*Problem to work on:* Work out how many lines of the material below mention the word "Bitcoin"; reply with the number only.
------
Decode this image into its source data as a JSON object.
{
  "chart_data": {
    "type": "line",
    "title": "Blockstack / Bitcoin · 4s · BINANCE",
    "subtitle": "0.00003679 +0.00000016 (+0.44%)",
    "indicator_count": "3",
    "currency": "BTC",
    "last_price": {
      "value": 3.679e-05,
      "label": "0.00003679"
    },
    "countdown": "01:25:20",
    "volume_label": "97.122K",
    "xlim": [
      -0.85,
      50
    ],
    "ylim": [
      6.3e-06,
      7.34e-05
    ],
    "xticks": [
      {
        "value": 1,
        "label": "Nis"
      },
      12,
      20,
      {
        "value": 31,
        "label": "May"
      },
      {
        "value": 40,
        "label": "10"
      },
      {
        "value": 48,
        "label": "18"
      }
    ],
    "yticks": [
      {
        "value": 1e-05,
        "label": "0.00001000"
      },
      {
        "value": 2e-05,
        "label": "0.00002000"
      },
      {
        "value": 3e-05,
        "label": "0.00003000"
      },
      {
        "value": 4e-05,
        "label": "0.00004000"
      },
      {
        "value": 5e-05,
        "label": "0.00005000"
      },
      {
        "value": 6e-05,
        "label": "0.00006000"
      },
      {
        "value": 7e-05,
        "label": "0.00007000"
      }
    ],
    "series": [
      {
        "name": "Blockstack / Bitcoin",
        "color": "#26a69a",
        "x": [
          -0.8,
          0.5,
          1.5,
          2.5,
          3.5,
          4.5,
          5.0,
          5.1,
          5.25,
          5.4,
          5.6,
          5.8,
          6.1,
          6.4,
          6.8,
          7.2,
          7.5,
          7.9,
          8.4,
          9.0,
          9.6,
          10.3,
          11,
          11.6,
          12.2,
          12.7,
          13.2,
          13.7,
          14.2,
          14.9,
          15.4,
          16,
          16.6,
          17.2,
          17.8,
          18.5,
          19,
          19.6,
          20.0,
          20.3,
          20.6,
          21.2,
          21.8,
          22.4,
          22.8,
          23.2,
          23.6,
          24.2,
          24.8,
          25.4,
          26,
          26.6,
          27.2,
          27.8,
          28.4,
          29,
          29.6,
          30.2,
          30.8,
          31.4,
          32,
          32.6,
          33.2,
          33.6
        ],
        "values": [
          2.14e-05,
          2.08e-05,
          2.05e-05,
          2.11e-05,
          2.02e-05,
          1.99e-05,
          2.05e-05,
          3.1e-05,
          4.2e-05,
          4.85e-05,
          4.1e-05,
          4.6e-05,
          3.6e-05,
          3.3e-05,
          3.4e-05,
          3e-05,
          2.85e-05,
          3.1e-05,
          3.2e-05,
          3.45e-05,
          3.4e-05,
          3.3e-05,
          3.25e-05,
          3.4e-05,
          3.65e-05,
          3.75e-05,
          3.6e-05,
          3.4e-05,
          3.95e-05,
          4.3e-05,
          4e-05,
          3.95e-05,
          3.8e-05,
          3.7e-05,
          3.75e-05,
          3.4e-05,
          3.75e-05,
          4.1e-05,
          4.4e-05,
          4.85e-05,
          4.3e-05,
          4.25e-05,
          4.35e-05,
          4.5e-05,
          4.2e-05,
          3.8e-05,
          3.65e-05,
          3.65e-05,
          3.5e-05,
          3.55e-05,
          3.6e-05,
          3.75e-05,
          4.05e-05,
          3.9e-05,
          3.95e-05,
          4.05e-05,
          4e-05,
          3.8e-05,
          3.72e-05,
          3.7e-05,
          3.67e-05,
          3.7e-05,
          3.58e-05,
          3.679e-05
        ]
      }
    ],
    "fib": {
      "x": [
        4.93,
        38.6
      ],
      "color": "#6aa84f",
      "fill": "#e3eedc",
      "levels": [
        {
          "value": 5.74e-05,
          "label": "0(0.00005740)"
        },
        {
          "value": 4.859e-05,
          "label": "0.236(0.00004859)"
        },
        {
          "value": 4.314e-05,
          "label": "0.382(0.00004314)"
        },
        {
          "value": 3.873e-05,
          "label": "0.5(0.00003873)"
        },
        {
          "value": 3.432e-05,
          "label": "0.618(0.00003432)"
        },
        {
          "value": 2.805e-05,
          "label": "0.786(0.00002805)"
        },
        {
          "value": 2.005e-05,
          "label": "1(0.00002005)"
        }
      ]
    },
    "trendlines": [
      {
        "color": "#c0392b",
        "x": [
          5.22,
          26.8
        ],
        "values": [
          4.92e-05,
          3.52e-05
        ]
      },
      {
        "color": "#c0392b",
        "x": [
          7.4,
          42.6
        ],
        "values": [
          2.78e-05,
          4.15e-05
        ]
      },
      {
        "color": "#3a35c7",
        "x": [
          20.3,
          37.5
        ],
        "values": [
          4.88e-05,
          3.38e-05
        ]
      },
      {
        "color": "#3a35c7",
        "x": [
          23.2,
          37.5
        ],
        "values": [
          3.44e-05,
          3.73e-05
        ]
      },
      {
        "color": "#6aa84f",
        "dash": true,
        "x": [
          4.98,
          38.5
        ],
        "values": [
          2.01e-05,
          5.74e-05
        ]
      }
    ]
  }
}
------
*Solution to this exercise:* 2